TASK PROMPT: Give every line again exactly as it appears, please, but not the pictures.

═════ GIVEN INFORMATION ═════

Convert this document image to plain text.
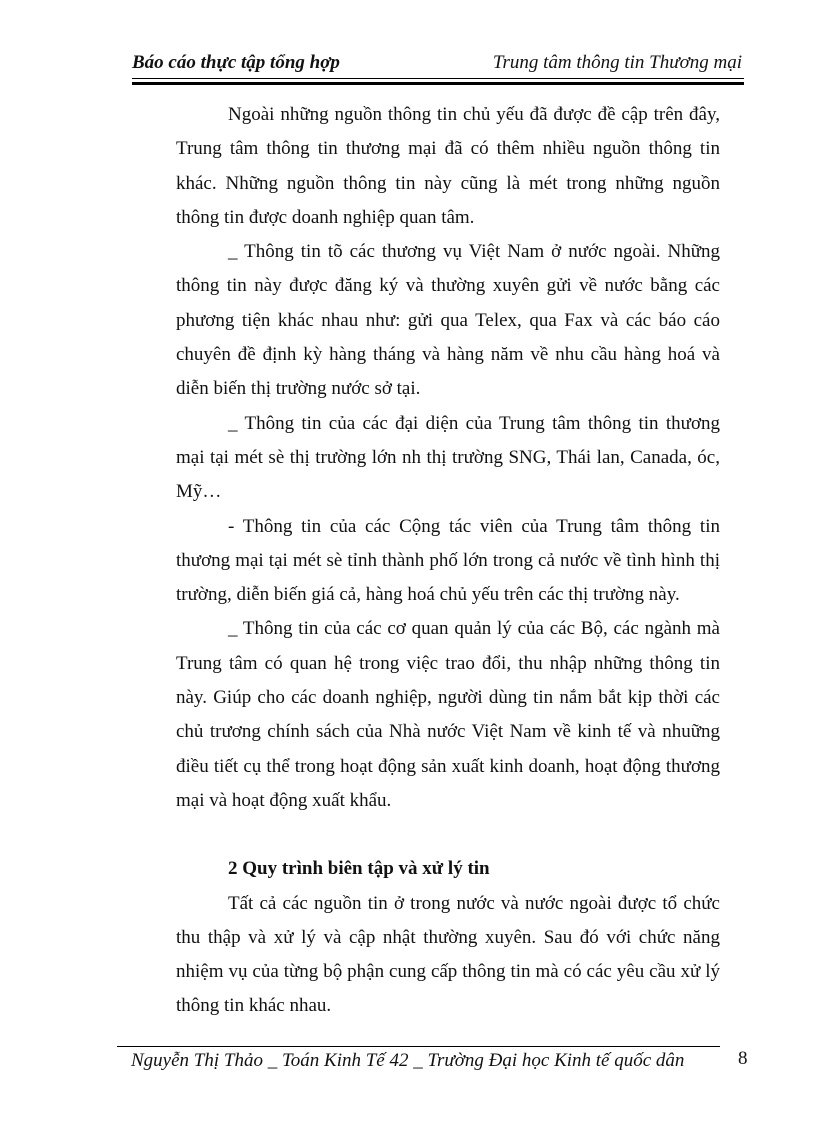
Báo cáo thực tập tổng hợp	Trung tâm thông tin Thương mại

Ngoài những nguồn thông tin chủ yếu đã được đề cập trên đây, Trung tâm thông tin thương mại đã có thêm nhiều nguồn thông tin khác. Những nguồn thông tin này cũng là mét trong những nguồn thông tin được doanh nghiệp quan tâm.

_ Thông tin tõ các thương vụ Việt Nam ở nước ngoài. Những thông tin này được đăng ký và thường xuyên gửi về nước bằng các phương tiện khác nhau như: gửi qua Telex, qua Fax và các báo cáo chuyên đề định kỳ hàng tháng và hàng năm về nhu cầu hàng hoá và diễn biến thị trường nước sở tại.

_ Thông tin của các đại diện của Trung tâm thông tin thương mại tại mét sè thị trường lớn nh thị trường SNG, Thái lan, Canada, óc, Mỹ…

- Thông tin của các Cộng tác viên của Trung tâm thông tin thương mại tại mét sè tỉnh thành phố lớn trong cả nước về tình hình thị trường, diễn biến giá cả, hàng hoá chủ yếu trên các thị trường này.

_ Thông tin của các cơ quan quản lý của các Bộ, các ngành mà Trung tâm có quan hệ trong việc trao đổi, thu nhập những thông tin này. Giúp cho các doanh nghiệp, người dùng tin nắm bắt kịp thời các chủ trương chính sách của Nhà nước Việt Nam về kinh tế và nhuững điều tiết cụ thể trong hoạt động sản xuất kinh doanh, hoạt động thương mại và hoạt động xuất khẩu.

2 Quy trình biên tập và xử lý tin

Tất cả các nguồn tin ở trong nước và nước ngoài được tổ chức thu thập và xử lý và cập nhật thường xuyên. Sau đó với chức năng nhiệm vụ của từng bộ phận cung cấp thông tin mà có các yêu cầu xử lý thông tin khác nhau.

Nguyễn Thị Thảo _ Toán Kinh Tế 42 _ Trường Đại học Kinh tế quốc dân	8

═════

SOLVED PROBLEM:
Convert this document image to plain text.
Báo cáo thực tập tổng hợp	Trung tâm thông tin Thương mại

Ngoài những nguồn thông tin chủ yếu đã được đề cập trên đây, Trung tâm thông tin thương mại đã có thêm nhiều nguồn thông tin khác. Những nguồn thông tin này cũng là mét trong những nguồn thông tin được doanh nghiệp quan tâm.

_ Thông tin tõ các thương vụ Việt Nam ở nước ngoài. Những thông tin này được đăng ký và thường xuyên gửi về nước bằng các phương tiện khác nhau như: gửi qua Telex, qua Fax và các báo cáo chuyên đề định kỳ hàng tháng và hàng năm về nhu cầu hàng hoá và diễn biến thị trường nước sở tại.

_ Thông tin của các đại diện của Trung tâm thông tin thương mại tại mét sè thị trường lớn nh thị trường SNG, Thái lan, Canada, óc, Mỹ…

- Thông tin của các Cộng tác viên của Trung tâm thông tin thương mại tại mét sè tỉnh thành phố lớn trong cả nước về tình hình thị trường, diễn biến giá cả, hàng hoá chủ yếu trên các thị trường này.

_ Thông tin của các cơ quan quản lý của các Bộ, các ngành mà Trung tâm có quan hệ trong việc trao đổi, thu nhập những thông tin này. Giúp cho các doanh nghiệp, người dùng tin nắm bắt kịp thời các chủ trương chính sách của Nhà nước Việt Nam về kinh tế và nhuững điều tiết cụ thể trong hoạt động sản xuất kinh doanh, hoạt động thương mại và hoạt động xuất khẩu.

2 Quy trình biên tập và xử lý tin

Tất cả các nguồn tin ở trong nước và nước ngoài được tổ chức thu thập và xử lý và cập nhật thường xuyên. Sau đó với chức năng nhiệm vụ của từng bộ phận cung cấp thông tin mà có các yêu cầu xử lý thông tin khác nhau.

Nguyễn Thị Thảo _ Toán Kinh Tế 42 _ Trường Đại học Kinh tế quốc dân	8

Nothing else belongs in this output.